--- start ---

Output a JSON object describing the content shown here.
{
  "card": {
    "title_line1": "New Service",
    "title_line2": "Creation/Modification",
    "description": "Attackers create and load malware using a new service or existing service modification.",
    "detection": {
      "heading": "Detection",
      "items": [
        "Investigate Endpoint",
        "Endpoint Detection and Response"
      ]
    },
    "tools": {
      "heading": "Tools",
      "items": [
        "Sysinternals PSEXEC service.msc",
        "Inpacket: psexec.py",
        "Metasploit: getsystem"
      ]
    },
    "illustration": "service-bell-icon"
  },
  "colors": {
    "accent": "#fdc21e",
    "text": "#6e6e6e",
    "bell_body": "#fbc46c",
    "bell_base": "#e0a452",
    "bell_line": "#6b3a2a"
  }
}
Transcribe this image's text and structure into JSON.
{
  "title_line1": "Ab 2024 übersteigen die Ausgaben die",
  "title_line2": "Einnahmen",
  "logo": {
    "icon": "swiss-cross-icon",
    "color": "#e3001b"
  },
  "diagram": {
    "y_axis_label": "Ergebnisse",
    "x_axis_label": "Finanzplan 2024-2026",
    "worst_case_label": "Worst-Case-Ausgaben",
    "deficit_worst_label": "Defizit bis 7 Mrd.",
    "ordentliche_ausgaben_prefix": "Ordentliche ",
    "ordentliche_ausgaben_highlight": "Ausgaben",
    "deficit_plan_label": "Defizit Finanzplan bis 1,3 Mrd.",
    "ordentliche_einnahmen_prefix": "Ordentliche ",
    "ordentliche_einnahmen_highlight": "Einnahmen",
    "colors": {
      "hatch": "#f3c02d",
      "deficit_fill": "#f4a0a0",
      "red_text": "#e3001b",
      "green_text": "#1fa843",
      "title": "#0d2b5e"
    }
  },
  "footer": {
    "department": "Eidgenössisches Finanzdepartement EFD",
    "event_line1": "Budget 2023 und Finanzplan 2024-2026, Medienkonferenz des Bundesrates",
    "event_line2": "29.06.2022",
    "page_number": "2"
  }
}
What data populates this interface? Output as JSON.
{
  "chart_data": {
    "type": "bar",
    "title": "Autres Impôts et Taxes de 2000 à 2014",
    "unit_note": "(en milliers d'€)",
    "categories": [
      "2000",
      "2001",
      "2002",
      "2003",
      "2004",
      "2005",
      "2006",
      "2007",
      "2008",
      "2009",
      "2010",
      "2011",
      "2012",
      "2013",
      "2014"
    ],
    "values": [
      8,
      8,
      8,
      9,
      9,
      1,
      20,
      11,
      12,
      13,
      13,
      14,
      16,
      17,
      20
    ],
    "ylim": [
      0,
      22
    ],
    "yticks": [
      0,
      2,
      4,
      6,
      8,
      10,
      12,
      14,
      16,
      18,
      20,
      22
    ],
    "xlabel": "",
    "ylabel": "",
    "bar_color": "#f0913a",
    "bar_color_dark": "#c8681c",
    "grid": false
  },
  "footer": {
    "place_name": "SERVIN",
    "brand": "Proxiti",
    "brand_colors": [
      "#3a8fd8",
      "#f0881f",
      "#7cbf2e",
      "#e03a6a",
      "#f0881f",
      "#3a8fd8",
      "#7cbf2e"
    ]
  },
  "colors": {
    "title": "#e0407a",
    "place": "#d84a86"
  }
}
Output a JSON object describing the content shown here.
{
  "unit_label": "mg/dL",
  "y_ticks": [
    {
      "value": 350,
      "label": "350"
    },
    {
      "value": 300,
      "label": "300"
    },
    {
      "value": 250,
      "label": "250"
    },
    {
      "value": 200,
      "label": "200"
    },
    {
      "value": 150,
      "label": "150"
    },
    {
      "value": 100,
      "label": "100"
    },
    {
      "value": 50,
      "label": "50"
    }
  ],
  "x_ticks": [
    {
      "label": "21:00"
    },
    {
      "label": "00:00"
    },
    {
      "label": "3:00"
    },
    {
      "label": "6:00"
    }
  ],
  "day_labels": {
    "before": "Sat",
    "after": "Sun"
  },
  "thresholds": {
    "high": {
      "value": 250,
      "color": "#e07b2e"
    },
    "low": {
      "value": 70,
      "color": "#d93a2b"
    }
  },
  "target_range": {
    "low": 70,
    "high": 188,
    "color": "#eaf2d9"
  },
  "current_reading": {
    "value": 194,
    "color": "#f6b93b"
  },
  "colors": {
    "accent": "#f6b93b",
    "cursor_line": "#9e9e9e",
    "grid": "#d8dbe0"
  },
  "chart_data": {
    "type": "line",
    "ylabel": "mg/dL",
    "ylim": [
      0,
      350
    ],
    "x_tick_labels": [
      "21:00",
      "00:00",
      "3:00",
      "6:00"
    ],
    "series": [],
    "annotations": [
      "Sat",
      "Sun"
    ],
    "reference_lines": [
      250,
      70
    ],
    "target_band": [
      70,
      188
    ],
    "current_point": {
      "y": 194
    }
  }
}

--- end ---

- Task directions:
Repeat the records exactly, including every line.

- Exercise response:
Output a JSON object describing the content shown here.
{
  "card": {
    "title_line1": "New Service",
    "title_line2": "Creation/Modification",
    "description": "Attackers create and load malware using a new service or existing service modification.",
    "detection": {
      "heading": "Detection",
      "items": [
        "Investigate Endpoint",
        "Endpoint Detection and Response"
      ]
    },
    "tools": {
      "heading": "Tools",
      "items": [
        "Sysinternals PSEXEC service.msc",
        "Inpacket: psexec.py",
        "Metasploit: getsystem"
      ]
    },
    "illustration": "service-bell-icon"
  },
  "colors": {
    "accent": "#fdc21e",
    "text": "#6e6e6e",
    "bell_body": "#fbc46c",
    "bell_base": "#e0a452",
    "bell_line": "#6b3a2a"
  }
}
Transcribe this image's text and structure into JSON.
{
  "title_line1": "Ab 2024 übersteigen die Ausgaben die",
  "title_line2": "Einnahmen",
  "logo": {
    "icon": "swiss-cross-icon",
    "color": "#e3001b"
  },
  "diagram": {
    "y_axis_label": "Ergebnisse",
    "x_axis_label": "Finanzplan 2024-2026",
    "worst_case_label": "Worst-Case-Ausgaben",
    "deficit_worst_label": "Defizit bis 7 Mrd.",
    "ordentliche_ausgaben_prefix": "Ordentliche ",
    "ordentliche_ausgaben_highlight": "Ausgaben",
    "deficit_plan_label": "Defizit Finanzplan bis 1,3 Mrd.",
    "ordentliche_einnahmen_prefix": "Ordentliche ",
    "ordentliche_einnahmen_highlight": "Einnahmen",
    "colors": {
      "hatch": "#f3c02d",
      "deficit_fill": "#f4a0a0",
      "red_text": "#e3001b",
      "green_text": "#1fa843",
      "title": "#0d2b5e"
    }
  },
  "footer": {
    "department": "Eidgenössisches Finanzdepartement EFD",
    "event_line1": "Budget 2023 und Finanzplan 2024-2026, Medienkonferenz des Bundesrates",
    "event_line2": "29.06.2022",
    "page_number": "2"
  }
}
What data populates this interface? Output as JSON.
{
  "chart_data": {
    "type": "bar",
    "title": "Autres Impôts et Taxes de 2000 à 2014",
    "unit_note": "(en milliers d'€)",
    "categories": [
      "2000",
      "2001",
      "2002",
      "2003",
      "2004",
      "2005",
      "2006",
      "2007",
      "2008",
      "2009",
      "2010",
      "2011",
      "2012",
      "2013",
      "2014"
    ],
    "values": [
      8,
      8,
      8,
      9,
      9,
      1,
      20,
      11,
      12,
      13,
      13,
      14,
      16,
      17,
      20
    ],
    "ylim": [
      0,
      22
    ],
    "yticks": [
      0,
      2,
      4,
      6,
      8,
      10,
      12,
      14,
      16,
      18,
      20,
      22
    ],
    "xlabel": "",
    "ylabel": "",
    "bar_color": "#f0913a",
    "bar_color_dark": "#c8681c",
    "grid": false
  },
  "footer": {
    "place_name": "SERVIN",
    "brand": "Proxiti",
    "brand_colors": [
      "#3a8fd8",
      "#f0881f",
      "#7cbf2e",
      "#e03a6a",
      "#f0881f",
      "#3a8fd8",
      "#7cbf2e"
    ]
  },
  "colors": {
    "title": "#e0407a",
    "place": "#d84a86"
  }
}
Output a JSON object describing the content shown here.
{
  "unit_label": "mg/dL",
  "y_ticks": [
    {
      "value": 350,
      "label": "350"
    },
    {
      "value": 300,
      "label": "300"
    },
    {
      "value": 250,
      "label": "250"
    },
    {
      "value": 200,
      "label": "200"
    },
    {
      "value": 150,
      "label": "150"
    },
    {
      "value": 100,
      "label": "100"
    },
    {
      "value": 50,
      "label": "50"
    }
  ],
  "x_ticks": [
    {
      "label": "21:00"
    },
    {
      "label": "00:00"
    },
    {
      "label": "3:00"
    },
    {
      "label": "6:00"
    }
  ],
  "day_labels": {
    "before": "Sat",
    "after": "Sun"
  },
  "thresholds": {
    "high": {
      "value": 250,
      "color": "#e07b2e"
    },
    "low": {
      "value": 70,
      "color": "#d93a2b"
    }
  },
  "target_range": {
    "low": 70,
    "high": 188,
    "color": "#eaf2d9"
  },
  "current_reading": {
    "value": 194,
    "color": "#f6b93b"
  },
  "colors": {
    "accent": "#f6b93b",
    "cursor_line": "#9e9e9e",
    "grid": "#d8dbe0"
  },
  "chart_data": {
    "type": "line",
    "ylabel": "mg/dL",
    "ylim": [
      0,
      350
    ],
    "x_tick_labels": [
      "21:00",
      "00:00",
      "3:00",
      "6:00"
    ],
    "series": [],
    "annotations": [
      "Sat",
      "Sun"
    ],
    "reference_lines": [
      250,
      70
    ],
    "target_band": [
      70,
      188
    ],
    "current_point": {
      "y": 194
    }
  }
}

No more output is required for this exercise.